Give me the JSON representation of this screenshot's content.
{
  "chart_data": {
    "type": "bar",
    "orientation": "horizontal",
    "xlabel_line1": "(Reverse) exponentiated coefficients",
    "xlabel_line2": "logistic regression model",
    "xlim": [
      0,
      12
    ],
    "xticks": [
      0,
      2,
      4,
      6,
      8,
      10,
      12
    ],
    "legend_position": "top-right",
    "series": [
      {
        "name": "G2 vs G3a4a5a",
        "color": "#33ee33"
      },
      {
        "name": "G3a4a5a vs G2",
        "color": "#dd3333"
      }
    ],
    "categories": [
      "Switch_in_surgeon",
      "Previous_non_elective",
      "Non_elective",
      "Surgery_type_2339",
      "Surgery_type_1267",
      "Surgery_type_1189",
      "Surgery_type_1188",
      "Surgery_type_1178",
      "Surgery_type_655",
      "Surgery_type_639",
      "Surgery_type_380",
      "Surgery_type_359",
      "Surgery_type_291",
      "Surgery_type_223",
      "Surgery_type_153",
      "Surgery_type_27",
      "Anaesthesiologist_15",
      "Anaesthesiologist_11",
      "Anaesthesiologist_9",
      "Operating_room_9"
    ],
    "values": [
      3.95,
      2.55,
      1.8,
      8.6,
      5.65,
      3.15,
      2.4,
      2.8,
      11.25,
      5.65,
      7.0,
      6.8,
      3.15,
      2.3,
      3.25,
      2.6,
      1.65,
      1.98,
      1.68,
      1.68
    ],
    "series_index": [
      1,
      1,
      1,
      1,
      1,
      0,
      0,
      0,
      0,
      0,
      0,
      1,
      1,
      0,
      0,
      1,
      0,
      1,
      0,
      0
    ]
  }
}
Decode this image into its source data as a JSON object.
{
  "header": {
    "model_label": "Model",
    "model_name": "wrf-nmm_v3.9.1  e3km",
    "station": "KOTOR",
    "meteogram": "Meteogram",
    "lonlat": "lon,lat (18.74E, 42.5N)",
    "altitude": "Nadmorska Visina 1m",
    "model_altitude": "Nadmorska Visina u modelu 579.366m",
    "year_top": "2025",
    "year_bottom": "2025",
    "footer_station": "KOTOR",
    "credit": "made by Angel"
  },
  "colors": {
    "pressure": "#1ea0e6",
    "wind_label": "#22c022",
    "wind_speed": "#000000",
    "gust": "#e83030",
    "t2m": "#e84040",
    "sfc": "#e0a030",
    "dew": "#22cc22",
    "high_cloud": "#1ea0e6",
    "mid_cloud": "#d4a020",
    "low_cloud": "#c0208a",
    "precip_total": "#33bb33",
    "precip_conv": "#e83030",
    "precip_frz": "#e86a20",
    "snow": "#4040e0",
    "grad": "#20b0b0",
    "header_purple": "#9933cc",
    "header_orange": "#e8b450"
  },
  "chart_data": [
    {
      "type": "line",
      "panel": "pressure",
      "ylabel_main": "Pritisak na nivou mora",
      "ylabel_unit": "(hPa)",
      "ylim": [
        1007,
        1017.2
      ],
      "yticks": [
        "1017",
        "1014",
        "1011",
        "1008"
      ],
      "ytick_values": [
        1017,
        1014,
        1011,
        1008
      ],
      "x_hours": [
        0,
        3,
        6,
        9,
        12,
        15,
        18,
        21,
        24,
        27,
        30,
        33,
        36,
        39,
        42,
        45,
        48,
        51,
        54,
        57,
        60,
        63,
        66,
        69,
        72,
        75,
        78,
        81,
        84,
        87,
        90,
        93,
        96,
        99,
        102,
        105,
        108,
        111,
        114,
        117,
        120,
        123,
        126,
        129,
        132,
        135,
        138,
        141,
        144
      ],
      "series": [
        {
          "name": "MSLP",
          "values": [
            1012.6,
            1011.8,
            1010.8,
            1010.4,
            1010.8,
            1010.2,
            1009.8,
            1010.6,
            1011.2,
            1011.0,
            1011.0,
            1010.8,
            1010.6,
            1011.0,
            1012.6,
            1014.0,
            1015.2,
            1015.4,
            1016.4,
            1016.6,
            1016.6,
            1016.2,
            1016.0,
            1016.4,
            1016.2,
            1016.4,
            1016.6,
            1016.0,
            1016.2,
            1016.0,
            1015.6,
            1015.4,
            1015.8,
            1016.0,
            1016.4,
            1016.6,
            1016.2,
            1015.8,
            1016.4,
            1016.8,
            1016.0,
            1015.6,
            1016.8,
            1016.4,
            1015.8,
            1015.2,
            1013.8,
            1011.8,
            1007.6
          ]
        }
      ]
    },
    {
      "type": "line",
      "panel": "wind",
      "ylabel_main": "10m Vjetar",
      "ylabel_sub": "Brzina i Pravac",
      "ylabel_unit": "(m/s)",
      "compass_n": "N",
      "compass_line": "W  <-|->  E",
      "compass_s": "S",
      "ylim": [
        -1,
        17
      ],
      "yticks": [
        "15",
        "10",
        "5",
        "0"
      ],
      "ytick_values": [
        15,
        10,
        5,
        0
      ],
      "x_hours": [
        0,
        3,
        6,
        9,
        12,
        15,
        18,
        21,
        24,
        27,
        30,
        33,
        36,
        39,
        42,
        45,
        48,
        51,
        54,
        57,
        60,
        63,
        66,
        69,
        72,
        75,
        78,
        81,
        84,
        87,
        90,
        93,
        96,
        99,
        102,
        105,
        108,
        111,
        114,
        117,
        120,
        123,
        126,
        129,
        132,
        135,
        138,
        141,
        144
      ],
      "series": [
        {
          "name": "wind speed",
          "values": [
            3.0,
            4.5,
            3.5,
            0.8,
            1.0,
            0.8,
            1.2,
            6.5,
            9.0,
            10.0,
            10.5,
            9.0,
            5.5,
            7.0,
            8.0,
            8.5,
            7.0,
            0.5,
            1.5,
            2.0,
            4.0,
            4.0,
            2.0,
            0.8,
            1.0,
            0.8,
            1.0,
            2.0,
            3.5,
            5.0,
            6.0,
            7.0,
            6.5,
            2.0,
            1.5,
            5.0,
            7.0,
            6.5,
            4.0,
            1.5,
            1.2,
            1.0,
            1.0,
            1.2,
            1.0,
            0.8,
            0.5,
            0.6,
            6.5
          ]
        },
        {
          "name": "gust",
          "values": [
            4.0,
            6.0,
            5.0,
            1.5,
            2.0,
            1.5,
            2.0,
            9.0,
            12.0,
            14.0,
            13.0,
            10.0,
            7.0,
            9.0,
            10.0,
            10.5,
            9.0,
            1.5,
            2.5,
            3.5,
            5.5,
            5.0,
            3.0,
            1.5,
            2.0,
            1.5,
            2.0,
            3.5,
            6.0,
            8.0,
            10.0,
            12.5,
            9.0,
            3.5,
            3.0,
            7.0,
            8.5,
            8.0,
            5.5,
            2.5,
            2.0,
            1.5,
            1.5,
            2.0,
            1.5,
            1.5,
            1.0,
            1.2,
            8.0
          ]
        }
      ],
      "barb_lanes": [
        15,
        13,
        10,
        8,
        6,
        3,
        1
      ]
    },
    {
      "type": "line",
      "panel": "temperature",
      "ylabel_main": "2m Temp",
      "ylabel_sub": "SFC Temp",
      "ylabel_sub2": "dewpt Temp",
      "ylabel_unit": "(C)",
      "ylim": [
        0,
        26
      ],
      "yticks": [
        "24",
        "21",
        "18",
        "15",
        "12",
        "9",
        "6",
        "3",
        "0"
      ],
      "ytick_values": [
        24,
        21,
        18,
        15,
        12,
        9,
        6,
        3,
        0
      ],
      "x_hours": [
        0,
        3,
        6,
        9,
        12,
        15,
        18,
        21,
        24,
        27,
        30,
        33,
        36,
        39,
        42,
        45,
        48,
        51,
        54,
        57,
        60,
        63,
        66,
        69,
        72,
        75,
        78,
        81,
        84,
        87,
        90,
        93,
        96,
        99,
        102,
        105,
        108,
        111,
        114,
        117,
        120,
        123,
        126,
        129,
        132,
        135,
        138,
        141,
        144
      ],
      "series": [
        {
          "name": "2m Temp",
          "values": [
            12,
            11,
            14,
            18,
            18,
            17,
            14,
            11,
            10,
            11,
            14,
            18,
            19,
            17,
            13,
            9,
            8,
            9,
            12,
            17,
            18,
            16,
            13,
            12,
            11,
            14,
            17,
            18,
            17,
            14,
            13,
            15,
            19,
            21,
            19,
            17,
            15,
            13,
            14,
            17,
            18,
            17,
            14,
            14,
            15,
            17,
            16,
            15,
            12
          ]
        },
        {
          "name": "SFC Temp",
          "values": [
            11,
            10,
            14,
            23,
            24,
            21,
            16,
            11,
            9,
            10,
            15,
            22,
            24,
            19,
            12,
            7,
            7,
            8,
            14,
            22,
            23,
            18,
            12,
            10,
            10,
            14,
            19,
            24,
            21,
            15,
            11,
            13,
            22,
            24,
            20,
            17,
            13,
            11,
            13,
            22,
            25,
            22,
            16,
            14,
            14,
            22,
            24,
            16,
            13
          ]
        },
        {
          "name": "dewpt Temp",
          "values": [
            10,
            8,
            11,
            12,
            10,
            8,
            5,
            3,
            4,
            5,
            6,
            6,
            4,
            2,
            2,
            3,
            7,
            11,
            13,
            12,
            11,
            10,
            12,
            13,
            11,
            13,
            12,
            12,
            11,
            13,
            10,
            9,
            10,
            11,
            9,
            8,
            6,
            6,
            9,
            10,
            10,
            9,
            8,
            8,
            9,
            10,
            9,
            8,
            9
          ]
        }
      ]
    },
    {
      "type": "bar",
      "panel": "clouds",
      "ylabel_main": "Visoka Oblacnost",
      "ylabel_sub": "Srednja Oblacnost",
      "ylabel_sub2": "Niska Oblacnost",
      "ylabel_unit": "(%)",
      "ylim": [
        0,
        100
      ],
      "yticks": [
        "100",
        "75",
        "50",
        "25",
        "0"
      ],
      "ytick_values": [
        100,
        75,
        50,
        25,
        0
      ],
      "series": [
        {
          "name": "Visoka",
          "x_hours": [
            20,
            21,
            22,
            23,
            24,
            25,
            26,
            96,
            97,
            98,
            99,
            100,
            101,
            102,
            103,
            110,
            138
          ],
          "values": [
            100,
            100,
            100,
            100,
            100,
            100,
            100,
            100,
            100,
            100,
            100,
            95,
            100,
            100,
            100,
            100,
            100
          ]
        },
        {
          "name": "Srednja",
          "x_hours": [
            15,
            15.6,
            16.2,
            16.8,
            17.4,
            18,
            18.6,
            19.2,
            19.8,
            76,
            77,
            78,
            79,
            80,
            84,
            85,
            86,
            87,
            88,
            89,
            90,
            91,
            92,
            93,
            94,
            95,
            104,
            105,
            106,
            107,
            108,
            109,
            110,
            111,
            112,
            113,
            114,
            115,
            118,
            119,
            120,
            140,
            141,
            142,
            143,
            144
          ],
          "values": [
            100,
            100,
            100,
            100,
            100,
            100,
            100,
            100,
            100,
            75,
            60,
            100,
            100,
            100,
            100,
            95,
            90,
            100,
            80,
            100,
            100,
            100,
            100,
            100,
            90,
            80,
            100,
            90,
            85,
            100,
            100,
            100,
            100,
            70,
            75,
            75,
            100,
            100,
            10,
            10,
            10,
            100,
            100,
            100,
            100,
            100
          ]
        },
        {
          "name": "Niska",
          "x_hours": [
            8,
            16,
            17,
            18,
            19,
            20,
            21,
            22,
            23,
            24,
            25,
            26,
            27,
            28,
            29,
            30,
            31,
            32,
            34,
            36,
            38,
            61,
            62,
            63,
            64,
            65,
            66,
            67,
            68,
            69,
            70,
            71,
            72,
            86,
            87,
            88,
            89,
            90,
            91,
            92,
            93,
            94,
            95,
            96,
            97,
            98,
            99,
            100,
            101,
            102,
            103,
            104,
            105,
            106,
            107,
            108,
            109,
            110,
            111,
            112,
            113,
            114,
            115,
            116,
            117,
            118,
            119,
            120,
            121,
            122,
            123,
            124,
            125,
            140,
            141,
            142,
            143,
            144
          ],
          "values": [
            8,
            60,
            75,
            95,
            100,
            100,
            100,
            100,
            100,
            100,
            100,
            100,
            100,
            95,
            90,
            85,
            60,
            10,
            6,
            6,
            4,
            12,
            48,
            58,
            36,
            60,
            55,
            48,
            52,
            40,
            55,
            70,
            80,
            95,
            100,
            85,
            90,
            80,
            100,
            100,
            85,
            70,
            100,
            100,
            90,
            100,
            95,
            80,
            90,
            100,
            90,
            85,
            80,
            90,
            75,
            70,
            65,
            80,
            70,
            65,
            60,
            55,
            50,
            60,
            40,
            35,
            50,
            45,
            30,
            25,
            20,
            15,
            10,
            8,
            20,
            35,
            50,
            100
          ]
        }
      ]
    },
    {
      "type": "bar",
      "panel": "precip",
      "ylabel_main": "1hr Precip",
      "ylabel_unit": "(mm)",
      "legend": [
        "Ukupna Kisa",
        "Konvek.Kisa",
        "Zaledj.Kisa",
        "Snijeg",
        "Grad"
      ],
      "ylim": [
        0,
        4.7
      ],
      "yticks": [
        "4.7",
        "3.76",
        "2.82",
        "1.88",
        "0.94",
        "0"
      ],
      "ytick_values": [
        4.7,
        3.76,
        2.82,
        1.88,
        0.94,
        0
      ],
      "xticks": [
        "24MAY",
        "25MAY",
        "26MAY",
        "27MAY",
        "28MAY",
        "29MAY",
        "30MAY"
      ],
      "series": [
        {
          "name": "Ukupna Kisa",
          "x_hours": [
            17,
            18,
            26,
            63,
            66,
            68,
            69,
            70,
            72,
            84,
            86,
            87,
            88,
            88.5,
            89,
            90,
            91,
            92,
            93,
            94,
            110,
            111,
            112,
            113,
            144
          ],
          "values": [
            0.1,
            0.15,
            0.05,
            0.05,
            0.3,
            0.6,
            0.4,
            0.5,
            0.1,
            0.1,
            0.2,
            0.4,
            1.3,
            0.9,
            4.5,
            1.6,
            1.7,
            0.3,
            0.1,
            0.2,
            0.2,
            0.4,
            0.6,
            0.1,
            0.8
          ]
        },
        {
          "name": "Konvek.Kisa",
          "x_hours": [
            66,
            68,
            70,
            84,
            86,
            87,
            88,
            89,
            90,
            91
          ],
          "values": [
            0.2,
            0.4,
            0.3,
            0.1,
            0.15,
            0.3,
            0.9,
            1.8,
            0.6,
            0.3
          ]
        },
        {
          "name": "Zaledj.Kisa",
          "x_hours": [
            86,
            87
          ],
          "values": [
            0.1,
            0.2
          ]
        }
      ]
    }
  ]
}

> **WHAT THE EXERCISE ASKS**:
Select and copy every line of the material that holds the string "panel".

> **TASK SOLUTION**:
      "panel": "pressure",
      "panel": "wind",
      "panel": "temperature",
      "panel": "clouds",
      "panel": "precip",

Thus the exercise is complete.